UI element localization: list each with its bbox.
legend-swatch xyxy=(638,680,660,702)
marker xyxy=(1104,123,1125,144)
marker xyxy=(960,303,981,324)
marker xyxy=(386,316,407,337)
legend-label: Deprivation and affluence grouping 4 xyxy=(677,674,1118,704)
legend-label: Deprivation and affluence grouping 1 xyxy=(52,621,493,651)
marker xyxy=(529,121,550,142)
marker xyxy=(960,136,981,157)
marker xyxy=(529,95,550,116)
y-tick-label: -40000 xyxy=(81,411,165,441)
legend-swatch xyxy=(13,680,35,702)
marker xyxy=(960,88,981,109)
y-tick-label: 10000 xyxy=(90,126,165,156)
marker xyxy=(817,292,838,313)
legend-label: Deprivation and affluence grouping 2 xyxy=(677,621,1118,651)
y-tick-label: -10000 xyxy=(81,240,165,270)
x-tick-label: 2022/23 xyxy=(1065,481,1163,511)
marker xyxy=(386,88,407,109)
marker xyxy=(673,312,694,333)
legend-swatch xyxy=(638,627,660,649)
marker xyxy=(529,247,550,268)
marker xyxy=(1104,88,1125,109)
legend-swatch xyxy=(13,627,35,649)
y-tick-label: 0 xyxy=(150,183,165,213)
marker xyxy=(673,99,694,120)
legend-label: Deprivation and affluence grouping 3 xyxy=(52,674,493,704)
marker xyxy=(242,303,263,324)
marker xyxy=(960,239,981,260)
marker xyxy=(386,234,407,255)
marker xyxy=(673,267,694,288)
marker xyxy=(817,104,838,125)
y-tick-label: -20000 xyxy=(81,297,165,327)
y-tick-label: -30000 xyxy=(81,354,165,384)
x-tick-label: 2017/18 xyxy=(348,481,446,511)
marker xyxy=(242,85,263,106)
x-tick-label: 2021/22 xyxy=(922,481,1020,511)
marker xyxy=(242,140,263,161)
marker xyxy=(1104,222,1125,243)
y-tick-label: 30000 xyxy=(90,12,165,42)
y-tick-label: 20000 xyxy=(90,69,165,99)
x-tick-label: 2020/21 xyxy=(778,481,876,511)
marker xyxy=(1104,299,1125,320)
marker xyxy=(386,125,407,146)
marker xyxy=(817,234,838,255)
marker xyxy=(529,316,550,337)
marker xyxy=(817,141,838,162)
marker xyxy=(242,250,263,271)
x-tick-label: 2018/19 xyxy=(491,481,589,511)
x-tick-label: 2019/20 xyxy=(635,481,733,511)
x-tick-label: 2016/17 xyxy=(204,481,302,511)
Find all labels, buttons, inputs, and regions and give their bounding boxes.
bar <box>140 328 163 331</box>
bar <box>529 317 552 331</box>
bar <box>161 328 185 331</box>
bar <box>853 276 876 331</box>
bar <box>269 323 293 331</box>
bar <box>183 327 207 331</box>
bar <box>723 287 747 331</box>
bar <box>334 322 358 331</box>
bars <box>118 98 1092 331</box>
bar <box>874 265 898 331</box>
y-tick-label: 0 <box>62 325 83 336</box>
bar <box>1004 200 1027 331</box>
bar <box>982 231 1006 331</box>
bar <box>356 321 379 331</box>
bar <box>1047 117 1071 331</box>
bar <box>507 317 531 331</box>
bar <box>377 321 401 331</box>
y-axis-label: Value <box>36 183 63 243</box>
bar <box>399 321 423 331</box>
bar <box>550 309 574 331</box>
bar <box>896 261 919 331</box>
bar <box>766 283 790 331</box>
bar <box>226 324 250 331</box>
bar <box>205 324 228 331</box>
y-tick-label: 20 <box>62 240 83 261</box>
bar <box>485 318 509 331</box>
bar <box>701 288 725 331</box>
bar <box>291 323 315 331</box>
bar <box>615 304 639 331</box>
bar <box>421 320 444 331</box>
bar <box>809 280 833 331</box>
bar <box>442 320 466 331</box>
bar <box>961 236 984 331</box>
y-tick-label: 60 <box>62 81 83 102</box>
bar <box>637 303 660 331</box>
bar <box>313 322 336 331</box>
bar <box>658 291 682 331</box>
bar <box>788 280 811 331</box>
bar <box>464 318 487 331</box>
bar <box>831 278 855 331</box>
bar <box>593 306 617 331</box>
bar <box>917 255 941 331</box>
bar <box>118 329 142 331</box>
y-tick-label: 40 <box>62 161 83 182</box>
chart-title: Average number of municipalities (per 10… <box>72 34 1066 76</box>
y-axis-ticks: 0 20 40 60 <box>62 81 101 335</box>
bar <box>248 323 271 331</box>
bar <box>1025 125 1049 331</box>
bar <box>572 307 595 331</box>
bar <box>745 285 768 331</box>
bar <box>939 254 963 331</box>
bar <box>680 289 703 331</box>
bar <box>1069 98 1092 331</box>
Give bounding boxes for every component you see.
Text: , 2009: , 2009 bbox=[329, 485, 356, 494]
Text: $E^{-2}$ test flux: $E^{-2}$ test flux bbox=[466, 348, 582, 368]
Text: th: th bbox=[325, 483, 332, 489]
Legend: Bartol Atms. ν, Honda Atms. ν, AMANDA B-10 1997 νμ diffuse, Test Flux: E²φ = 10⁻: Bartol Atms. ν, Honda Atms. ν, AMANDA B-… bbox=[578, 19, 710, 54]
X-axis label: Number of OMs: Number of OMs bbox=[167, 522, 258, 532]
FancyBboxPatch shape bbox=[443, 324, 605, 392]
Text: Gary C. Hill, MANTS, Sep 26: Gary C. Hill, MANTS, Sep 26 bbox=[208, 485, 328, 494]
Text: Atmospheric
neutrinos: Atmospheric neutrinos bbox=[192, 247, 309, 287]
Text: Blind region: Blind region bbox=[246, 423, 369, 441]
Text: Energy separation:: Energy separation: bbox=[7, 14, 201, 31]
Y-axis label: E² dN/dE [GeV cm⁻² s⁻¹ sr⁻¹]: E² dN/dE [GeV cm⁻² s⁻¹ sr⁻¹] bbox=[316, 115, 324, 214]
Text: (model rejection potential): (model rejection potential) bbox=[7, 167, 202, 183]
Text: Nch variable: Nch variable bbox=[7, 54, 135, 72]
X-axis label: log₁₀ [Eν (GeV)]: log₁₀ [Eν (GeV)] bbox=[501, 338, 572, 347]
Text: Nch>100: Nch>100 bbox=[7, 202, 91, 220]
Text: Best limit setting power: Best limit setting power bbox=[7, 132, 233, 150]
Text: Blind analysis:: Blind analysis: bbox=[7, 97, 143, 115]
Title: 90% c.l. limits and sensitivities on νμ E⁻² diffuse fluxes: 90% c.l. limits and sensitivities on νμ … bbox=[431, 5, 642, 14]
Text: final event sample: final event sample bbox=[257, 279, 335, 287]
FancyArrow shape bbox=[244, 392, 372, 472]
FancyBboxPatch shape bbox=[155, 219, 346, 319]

__Exercise brief__: Set down, exactly and with nothing else, the stretch of the listing from its start through the line that contains "marker xyxy=(960,88,981,109)", including both ends.

__Expected answer__:
UI element localization: list each with its bbox.
legend-swatch xyxy=(638,680,660,702)
marker xyxy=(1104,123,1125,144)
marker xyxy=(960,303,981,324)
marker xyxy=(386,316,407,337)
legend-label: Deprivation and affluence grouping 4 xyxy=(677,674,1118,704)
legend-label: Deprivation and affluence grouping 1 xyxy=(52,621,493,651)
marker xyxy=(529,121,550,142)
marker xyxy=(960,136,981,157)
marker xyxy=(529,95,550,116)
y-tick-label: -40000 xyxy=(81,411,165,441)
legend-swatch xyxy=(13,680,35,702)
marker xyxy=(960,88,981,109)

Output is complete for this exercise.